### RECORDS:
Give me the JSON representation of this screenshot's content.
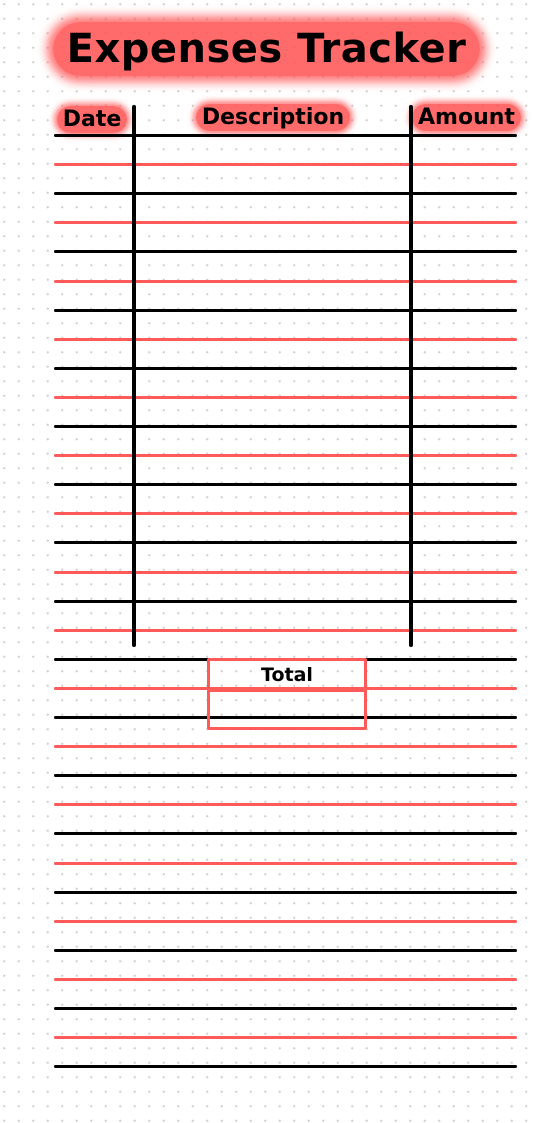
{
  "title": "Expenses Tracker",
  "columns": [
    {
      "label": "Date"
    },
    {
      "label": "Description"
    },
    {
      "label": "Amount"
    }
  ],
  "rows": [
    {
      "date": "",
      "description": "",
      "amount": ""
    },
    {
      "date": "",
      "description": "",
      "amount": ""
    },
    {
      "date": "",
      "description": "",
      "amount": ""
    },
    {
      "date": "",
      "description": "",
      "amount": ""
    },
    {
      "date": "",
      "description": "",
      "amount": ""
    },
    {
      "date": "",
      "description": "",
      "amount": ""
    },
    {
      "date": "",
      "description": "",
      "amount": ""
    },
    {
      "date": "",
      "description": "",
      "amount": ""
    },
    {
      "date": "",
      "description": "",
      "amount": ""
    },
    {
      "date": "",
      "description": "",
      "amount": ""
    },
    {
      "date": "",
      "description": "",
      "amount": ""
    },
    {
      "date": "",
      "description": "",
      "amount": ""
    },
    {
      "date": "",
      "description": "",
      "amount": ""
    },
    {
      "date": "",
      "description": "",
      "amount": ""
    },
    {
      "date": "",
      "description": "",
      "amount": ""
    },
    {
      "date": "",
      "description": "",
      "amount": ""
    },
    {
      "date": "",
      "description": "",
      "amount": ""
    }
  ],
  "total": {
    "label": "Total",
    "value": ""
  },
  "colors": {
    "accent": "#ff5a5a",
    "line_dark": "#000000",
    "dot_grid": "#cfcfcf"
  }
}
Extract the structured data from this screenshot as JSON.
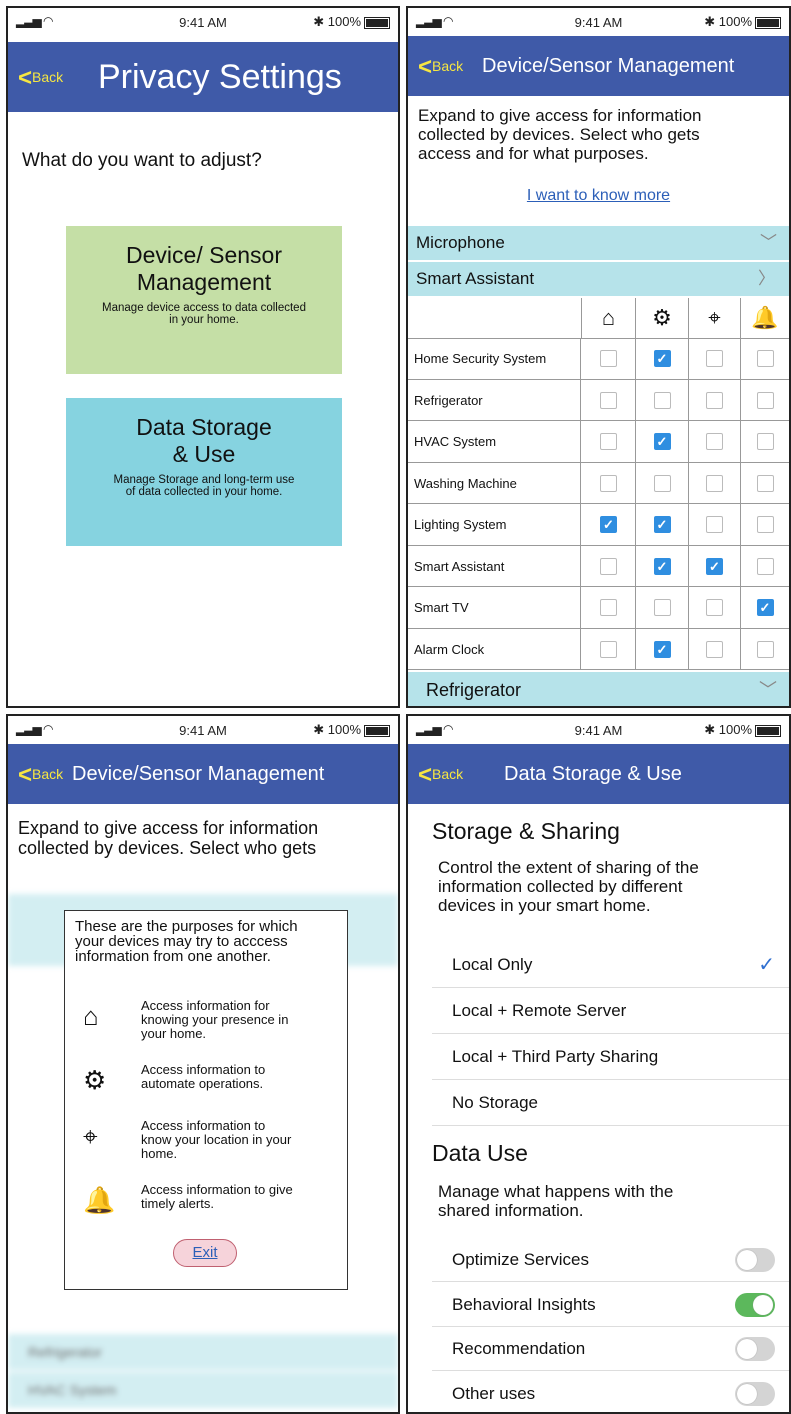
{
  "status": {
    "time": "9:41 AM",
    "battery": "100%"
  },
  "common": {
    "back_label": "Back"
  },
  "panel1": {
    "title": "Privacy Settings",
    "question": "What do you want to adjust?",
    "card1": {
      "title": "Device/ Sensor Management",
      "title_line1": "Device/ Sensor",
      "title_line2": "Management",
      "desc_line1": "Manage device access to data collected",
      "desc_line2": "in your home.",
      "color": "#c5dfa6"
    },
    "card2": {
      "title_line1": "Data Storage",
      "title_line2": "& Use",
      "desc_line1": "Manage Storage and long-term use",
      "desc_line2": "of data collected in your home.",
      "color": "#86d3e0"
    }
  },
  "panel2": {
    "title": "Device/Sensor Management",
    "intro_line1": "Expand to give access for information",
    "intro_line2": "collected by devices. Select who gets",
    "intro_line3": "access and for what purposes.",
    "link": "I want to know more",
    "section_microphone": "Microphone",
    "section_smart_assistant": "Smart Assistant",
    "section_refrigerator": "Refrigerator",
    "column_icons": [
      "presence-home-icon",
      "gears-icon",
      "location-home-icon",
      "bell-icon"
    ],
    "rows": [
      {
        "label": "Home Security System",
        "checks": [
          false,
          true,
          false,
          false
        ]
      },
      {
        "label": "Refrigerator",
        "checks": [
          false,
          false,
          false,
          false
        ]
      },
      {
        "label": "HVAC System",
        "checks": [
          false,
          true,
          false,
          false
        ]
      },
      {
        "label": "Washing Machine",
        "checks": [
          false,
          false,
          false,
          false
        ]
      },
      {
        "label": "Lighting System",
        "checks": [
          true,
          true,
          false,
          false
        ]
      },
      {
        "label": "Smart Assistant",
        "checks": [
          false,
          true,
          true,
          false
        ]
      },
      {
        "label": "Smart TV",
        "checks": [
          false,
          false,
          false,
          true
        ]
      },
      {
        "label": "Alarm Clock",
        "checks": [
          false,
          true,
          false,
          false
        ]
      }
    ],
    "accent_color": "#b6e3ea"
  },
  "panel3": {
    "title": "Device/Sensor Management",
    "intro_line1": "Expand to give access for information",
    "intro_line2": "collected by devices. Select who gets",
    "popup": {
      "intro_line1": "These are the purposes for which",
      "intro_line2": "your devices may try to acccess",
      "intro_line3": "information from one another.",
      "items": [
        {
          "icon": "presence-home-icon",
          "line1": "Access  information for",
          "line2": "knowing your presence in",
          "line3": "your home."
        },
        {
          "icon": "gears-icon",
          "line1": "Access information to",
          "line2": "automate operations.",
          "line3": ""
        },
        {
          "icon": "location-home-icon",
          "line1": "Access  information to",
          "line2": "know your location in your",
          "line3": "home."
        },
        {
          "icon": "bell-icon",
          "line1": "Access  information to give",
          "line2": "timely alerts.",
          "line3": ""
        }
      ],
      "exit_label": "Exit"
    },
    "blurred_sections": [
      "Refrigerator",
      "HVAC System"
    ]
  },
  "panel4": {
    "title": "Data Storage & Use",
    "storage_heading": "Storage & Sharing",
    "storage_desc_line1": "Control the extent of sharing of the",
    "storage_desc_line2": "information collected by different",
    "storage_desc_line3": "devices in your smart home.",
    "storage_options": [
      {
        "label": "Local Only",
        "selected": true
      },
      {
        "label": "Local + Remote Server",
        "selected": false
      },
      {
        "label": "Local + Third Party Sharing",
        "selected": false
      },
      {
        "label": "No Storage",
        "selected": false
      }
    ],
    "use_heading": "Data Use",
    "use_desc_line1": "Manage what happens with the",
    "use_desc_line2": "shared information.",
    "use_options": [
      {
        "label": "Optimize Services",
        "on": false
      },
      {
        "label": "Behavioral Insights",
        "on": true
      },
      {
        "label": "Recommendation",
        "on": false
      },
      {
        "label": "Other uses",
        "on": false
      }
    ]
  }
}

### TASK STATEMENT:
Write the lines above out again exactly, without any of their pictures.

### ANSWER FOR THIS EXERCISE:
Give me the JSON representation of this screenshot's content.
{
  "title": "Expenses Tracker",
  "columns": [
    {
      "label": "Date"
    },
    {
      "label": "Description"
    },
    {
      "label": "Amount"
    }
  ],
  "rows": [
    {
      "date": "",
      "description": "",
      "amount": ""
    },
    {
      "date": "",
      "description": "",
      "amount": ""
    },
    {
      "date": "",
      "description": "",
      "amount": ""
    },
    {
      "date": "",
      "description": "",
      "amount": ""
    },
    {
      "date": "",
      "description": "",
      "amount": ""
    },
    {
      "date": "",
      "description": "",
      "amount": ""
    },
    {
      "date": "",
      "description": "",
      "amount": ""
    },
    {
      "date": "",
      "description": "",
      "amount": ""
    },
    {
      "date": "",
      "description": "",
      "amount": ""
    },
    {
      "date": "",
      "description": "",
      "amount": ""
    },
    {
      "date": "",
      "description": "",
      "amount": ""
    },
    {
      "date": "",
      "description": "",
      "amount": ""
    },
    {
      "date": "",
      "description": "",
      "amount": ""
    },
    {
      "date": "",
      "description": "",
      "amount": ""
    },
    {
      "date": "",
      "description": "",
      "amount": ""
    },
    {
      "date": "",
      "description": "",
      "amount": ""
    },
    {
      "date": "",
      "description": "",
      "amount": ""
    }
  ],
  "total": {
    "label": "Total",
    "value": ""
  },
  "colors": {
    "accent": "#ff5a5a",
    "line_dark": "#000000",
    "dot_grid": "#cfcfcf"
  }
}
Extract the structured data from this screenshot as JSON.
{
  "status": {
    "time": "9:41 AM",
    "battery": "100%"
  },
  "common": {
    "back_label": "Back"
  },
  "panel1": {
    "title": "Privacy Settings",
    "question": "What do you want to adjust?",
    "card1": {
      "title": "Device/ Sensor Management",
      "title_line1": "Device/ Sensor",
      "title_line2": "Management",
      "desc_line1": "Manage device access to data collected",
      "desc_line2": "in your home.",
      "color": "#c5dfa6"
    },
    "card2": {
      "title_line1": "Data Storage",
      "title_line2": "& Use",
      "desc_line1": "Manage Storage and long-term use",
      "desc_line2": "of data collected in your home.",
      "color": "#86d3e0"
    }
  },
  "panel2": {
    "title": "Device/Sensor Management",
    "intro_line1": "Expand to give access for information",
    "intro_line2": "collected by devices. Select who gets",
    "intro_line3": "access and for what purposes.",
    "link": "I want to know more",
    "section_microphone": "Microphone",
    "section_smart_assistant": "Smart Assistant",
    "section_refrigerator": "Refrigerator",
    "column_icons": [
      "presence-home-icon",
      "gears-icon",
      "location-home-icon",
      "bell-icon"
    ],
    "rows": [
      {
        "label": "Home Security System",
        "checks": [
          false,
          true,
          false,
          false
        ]
      },
      {
        "label": "Refrigerator",
        "checks": [
          false,
          false,
          false,
          false
        ]
      },
      {
        "label": "HVAC System",
        "checks": [
          false,
          true,
          false,
          false
        ]
      },
      {
        "label": "Washing Machine",
        "checks": [
          false,
          false,
          false,
          false
        ]
      },
      {
        "label": "Lighting System",
        "checks": [
          true,
          true,
          false,
          false
        ]
      },
      {
        "label": "Smart Assistant",
        "checks": [
          false,
          true,
          true,
          false
        ]
      },
      {
        "label": "Smart TV",
        "checks": [
          false,
          false,
          false,
          true
        ]
      },
      {
        "label": "Alarm Clock",
        "checks": [
          false,
          true,
          false,
          false
        ]
      }
    ],
    "accent_color": "#b6e3ea"
  },
  "panel3": {
    "title": "Device/Sensor Management",
    "intro_line1": "Expand to give access for information",
    "intro_line2": "collected by devices. Select who gets",
    "popup": {
      "intro_line1": "These are the purposes for which",
      "intro_line2": "your devices may try to acccess",
      "intro_line3": "information from one another.",
      "items": [
        {
          "icon": "presence-home-icon",
          "line1": "Access  information for",
          "line2": "knowing your presence in",
          "line3": "your home."
        },
        {
          "icon": "gears-icon",
          "line1": "Access information to",
          "line2": "automate operations.",
          "line3": ""
        },
        {
          "icon": "location-home-icon",
          "line1": "Access  information to",
          "line2": "know your location in your",
          "line3": "home."
        },
        {
          "icon": "bell-icon",
          "line1": "Access  information to give",
          "line2": "timely alerts.",
          "line3": ""
        }
      ],
      "exit_label": "Exit"
    },
    "blurred_sections": [
      "Refrigerator",
      "HVAC System"
    ]
  },
  "panel4": {
    "title": "Data Storage & Use",
    "storage_heading": "Storage & Sharing",
    "storage_desc_line1": "Control the extent of sharing of the",
    "storage_desc_line2": "information collected by different",
    "storage_desc_line3": "devices in your smart home.",
    "storage_options": [
      {
        "label": "Local Only",
        "selected": true
      },
      {
        "label": "Local + Remote Server",
        "selected": false
      },
      {
        "label": "Local + Third Party Sharing",
        "selected": false
      },
      {
        "label": "No Storage",
        "selected": false
      }
    ],
    "use_heading": "Data Use",
    "use_desc_line1": "Manage what happens with the",
    "use_desc_line2": "shared information.",
    "use_options": [
      {
        "label": "Optimize Services",
        "on": false
      },
      {
        "label": "Behavioral Insights",
        "on": true
      },
      {
        "label": "Recommendation",
        "on": false
      },
      {
        "label": "Other uses",
        "on": false
      }
    ]
  }
}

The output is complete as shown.